TASK TO COMPLETE :: Word for word, retype every entry in the listing.

SUPPLIED ENTRIES ::
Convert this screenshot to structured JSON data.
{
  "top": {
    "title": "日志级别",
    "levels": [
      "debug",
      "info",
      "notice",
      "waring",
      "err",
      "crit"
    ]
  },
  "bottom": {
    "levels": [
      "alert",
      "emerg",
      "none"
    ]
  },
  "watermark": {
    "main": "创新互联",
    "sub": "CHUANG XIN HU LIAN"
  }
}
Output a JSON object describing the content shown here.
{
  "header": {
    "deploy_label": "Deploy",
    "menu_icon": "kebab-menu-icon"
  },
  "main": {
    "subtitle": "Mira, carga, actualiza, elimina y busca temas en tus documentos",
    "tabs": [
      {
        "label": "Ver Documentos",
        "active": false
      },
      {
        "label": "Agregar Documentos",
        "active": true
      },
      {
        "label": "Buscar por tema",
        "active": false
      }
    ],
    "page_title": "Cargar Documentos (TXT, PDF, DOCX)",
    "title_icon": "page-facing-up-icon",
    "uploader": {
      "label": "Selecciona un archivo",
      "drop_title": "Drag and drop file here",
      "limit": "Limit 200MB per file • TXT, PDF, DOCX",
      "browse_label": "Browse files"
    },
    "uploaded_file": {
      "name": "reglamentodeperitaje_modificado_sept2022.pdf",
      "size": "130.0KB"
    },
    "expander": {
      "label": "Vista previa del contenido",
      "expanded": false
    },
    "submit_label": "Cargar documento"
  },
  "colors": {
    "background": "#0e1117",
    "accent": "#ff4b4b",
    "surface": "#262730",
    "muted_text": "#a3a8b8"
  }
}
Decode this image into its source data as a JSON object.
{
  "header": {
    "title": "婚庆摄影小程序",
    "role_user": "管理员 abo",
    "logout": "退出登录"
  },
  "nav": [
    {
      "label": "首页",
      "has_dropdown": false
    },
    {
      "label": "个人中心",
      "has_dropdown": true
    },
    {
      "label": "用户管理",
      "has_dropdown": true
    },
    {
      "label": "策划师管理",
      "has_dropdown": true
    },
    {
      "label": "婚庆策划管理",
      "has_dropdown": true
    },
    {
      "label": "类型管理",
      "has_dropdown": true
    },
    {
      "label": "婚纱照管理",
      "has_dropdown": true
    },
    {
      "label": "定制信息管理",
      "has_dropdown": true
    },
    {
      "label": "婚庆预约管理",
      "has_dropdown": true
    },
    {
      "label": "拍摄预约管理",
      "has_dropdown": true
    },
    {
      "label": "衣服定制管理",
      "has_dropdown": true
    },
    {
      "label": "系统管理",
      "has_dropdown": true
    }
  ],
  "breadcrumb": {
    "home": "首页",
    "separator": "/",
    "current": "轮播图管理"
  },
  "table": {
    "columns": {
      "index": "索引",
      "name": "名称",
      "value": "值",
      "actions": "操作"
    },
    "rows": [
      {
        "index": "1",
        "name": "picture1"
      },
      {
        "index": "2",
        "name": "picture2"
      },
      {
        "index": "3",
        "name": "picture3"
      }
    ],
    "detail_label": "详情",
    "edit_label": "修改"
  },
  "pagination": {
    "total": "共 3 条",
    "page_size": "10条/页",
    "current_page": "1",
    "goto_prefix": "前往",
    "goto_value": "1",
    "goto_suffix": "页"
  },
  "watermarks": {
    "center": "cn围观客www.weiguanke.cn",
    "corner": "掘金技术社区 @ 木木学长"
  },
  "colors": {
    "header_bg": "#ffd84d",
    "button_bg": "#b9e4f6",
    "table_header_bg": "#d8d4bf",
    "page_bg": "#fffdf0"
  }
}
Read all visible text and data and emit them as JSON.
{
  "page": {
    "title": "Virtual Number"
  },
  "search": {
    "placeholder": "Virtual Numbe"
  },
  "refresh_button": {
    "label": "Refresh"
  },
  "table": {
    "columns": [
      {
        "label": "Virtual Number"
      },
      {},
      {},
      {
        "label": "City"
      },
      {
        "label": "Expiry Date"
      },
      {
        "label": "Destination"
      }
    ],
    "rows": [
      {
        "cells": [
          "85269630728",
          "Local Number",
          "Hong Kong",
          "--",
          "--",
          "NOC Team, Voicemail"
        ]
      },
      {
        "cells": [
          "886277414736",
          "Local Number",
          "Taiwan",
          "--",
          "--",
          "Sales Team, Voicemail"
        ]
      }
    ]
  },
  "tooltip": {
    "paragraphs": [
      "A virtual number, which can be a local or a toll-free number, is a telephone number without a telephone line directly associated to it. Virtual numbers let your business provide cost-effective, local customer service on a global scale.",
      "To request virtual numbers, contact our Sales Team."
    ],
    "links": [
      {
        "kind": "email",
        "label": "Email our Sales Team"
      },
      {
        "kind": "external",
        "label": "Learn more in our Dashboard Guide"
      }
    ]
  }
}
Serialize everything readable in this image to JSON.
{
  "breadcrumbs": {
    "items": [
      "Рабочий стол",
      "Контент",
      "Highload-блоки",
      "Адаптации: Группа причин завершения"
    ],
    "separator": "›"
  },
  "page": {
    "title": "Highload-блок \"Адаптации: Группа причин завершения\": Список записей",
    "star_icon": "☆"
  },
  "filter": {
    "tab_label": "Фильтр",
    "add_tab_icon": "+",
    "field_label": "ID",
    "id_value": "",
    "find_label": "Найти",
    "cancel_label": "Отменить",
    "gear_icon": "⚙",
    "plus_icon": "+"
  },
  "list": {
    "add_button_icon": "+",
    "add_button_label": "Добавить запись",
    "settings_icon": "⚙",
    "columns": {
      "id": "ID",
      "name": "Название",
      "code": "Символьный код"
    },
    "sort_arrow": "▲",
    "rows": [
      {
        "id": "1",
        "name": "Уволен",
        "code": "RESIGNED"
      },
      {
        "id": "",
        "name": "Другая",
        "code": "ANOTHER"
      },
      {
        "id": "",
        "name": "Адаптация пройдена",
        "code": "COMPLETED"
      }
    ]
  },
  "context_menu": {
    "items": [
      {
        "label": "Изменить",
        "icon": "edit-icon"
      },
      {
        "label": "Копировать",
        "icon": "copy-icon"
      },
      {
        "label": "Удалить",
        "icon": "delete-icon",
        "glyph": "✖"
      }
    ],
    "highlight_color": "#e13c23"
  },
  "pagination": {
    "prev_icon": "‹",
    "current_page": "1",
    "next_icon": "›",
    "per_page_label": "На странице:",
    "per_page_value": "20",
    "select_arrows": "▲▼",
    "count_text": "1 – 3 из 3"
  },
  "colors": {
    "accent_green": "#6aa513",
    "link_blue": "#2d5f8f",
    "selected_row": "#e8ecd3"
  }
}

SOLUTION TO THIS TASK ::
Convert this screenshot to structured JSON data.
{
  "top": {
    "title": "日志级别",
    "levels": [
      "debug",
      "info",
      "notice",
      "waring",
      "err",
      "crit"
    ]
  },
  "bottom": {
    "levels": [
      "alert",
      "emerg",
      "none"
    ]
  },
  "watermark": {
    "main": "创新互联",
    "sub": "CHUANG XIN HU LIAN"
  }
}
Output a JSON object describing the content shown here.
{
  "header": {
    "deploy_label": "Deploy",
    "menu_icon": "kebab-menu-icon"
  },
  "main": {
    "subtitle": "Mira, carga, actualiza, elimina y busca temas en tus documentos",
    "tabs": [
      {
        "label": "Ver Documentos",
        "active": false
      },
      {
        "label": "Agregar Documentos",
        "active": true
      },
      {
        "label": "Buscar por tema",
        "active": false
      }
    ],
    "page_title": "Cargar Documentos (TXT, PDF, DOCX)",
    "title_icon": "page-facing-up-icon",
    "uploader": {
      "label": "Selecciona un archivo",
      "drop_title": "Drag and drop file here",
      "limit": "Limit 200MB per file • TXT, PDF, DOCX",
      "browse_label": "Browse files"
    },
    "uploaded_file": {
      "name": "reglamentodeperitaje_modificado_sept2022.pdf",
      "size": "130.0KB"
    },
    "expander": {
      "label": "Vista previa del contenido",
      "expanded": false
    },
    "submit_label": "Cargar documento"
  },
  "colors": {
    "background": "#0e1117",
    "accent": "#ff4b4b",
    "surface": "#262730",
    "muted_text": "#a3a8b8"
  }
}
Decode this image into its source data as a JSON object.
{
  "header": {
    "title": "婚庆摄影小程序",
    "role_user": "管理员 abo",
    "logout": "退出登录"
  },
  "nav": [
    {
      "label": "首页",
      "has_dropdown": false
    },
    {
      "label": "个人中心",
      "has_dropdown": true
    },
    {
      "label": "用户管理",
      "has_dropdown": true
    },
    {
      "label": "策划师管理",
      "has_dropdown": true
    },
    {
      "label": "婚庆策划管理",
      "has_dropdown": true
    },
    {
      "label": "类型管理",
      "has_dropdown": true
    },
    {
      "label": "婚纱照管理",
      "has_dropdown": true
    },
    {
      "label": "定制信息管理",
      "has_dropdown": true
    },
    {
      "label": "婚庆预约管理",
      "has_dropdown": true
    },
    {
      "label": "拍摄预约管理",
      "has_dropdown": true
    },
    {
      "label": "衣服定制管理",
      "has_dropdown": true
    },
    {
      "label": "系统管理",
      "has_dropdown": true
    }
  ],
  "breadcrumb": {
    "home": "首页",
    "separator": "/",
    "current": "轮播图管理"
  },
  "table": {
    "columns": {
      "index": "索引",
      "name": "名称",
      "value": "值",
      "actions": "操作"
    },
    "rows": [
      {
        "index": "1",
        "name": "picture1"
      },
      {
        "index": "2",
        "name": "picture2"
      },
      {
        "index": "3",
        "name": "picture3"
      }
    ],
    "detail_label": "详情",
    "edit_label": "修改"
  },
  "pagination": {
    "total": "共 3 条",
    "page_size": "10条/页",
    "current_page": "1",
    "goto_prefix": "前往",
    "goto_value": "1",
    "goto_suffix": "页"
  },
  "watermarks": {
    "center": "cn围观客www.weiguanke.cn",
    "corner": "掘金技术社区 @ 木木学长"
  },
  "colors": {
    "header_bg": "#ffd84d",
    "button_bg": "#b9e4f6",
    "table_header_bg": "#d8d4bf",
    "page_bg": "#fffdf0"
  }
}
Read all visible text and data and emit them as JSON.
{
  "page": {
    "title": "Virtual Number"
  },
  "search": {
    "placeholder": "Virtual Numbe"
  },
  "refresh_button": {
    "label": "Refresh"
  },
  "table": {
    "columns": [
      {
        "label": "Virtual Number"
      },
      {},
      {},
      {
        "label": "City"
      },
      {
        "label": "Expiry Date"
      },
      {
        "label": "Destination"
      }
    ],
    "rows": [
      {
        "cells": [
          "85269630728",
          "Local Number",
          "Hong Kong",
          "--",
          "--",
          "NOC Team, Voicemail"
        ]
      },
      {
        "cells": [
          "886277414736",
          "Local Number",
          "Taiwan",
          "--",
          "--",
          "Sales Team, Voicemail"
        ]
      }
    ]
  },
  "tooltip": {
    "paragraphs": [
      "A virtual number, which can be a local or a toll-free number, is a telephone number without a telephone line directly associated to it. Virtual numbers let your business provide cost-effective, local customer service on a global scale.",
      "To request virtual numbers, contact our Sales Team."
    ],
    "links": [
      {
        "kind": "email",
        "label": "Email our Sales Team"
      },
      {
        "kind": "external",
        "label": "Learn more in our Dashboard Guide"
      }
    ]
  }
}
Serialize everything readable in this image to JSON.
{
  "breadcrumbs": {
    "items": [
      "Рабочий стол",
      "Контент",
      "Highload-блоки",
      "Адаптации: Группа причин завершения"
    ],
    "separator": "›"
  },
  "page": {
    "title": "Highload-блок \"Адаптации: Группа причин завершения\": Список записей",
    "star_icon": "☆"
  },
  "filter": {
    "tab_label": "Фильтр",
    "add_tab_icon": "+",
    "field_label": "ID",
    "id_value": "",
    "find_label": "Найти",
    "cancel_label": "Отменить",
    "gear_icon": "⚙",
    "plus_icon": "+"
  },
  "list": {
    "add_button_icon": "+",
    "add_button_label": "Добавить запись",
    "settings_icon": "⚙",
    "columns": {
      "id": "ID",
      "name": "Название",
      "code": "Символьный код"
    },
    "sort_arrow": "▲",
    "rows": [
      {
        "id": "1",
        "name": "Уволен",
        "code": "RESIGNED"
      },
      {
        "id": "",
        "name": "Другая",
        "code": "ANOTHER"
      },
      {
        "id": "",
        "name": "Адаптация пройдена",
        "code": "COMPLETED"
      }
    ]
  },
  "context_menu": {
    "items": [
      {
        "label": "Изменить",
        "icon": "edit-icon"
      },
      {
        "label": "Копировать",
        "icon": "copy-icon"
      },
      {
        "label": "Удалить",
        "icon": "delete-icon",
        "glyph": "✖"
      }
    ],
    "highlight_color": "#e13c23"
  },
  "pagination": {
    "prev_icon": "‹",
    "current_page": "1",
    "next_icon": "›",
    "per_page_label": "На странице:",
    "per_page_value": "20",
    "select_arrows": "▲▼",
    "count_text": "1 – 3 из 3"
  },
  "colors": {
    "accent_green": "#6aa513",
    "link_blue": "#2d5f8f",
    "selected_row": "#e8ecd3"
  }
}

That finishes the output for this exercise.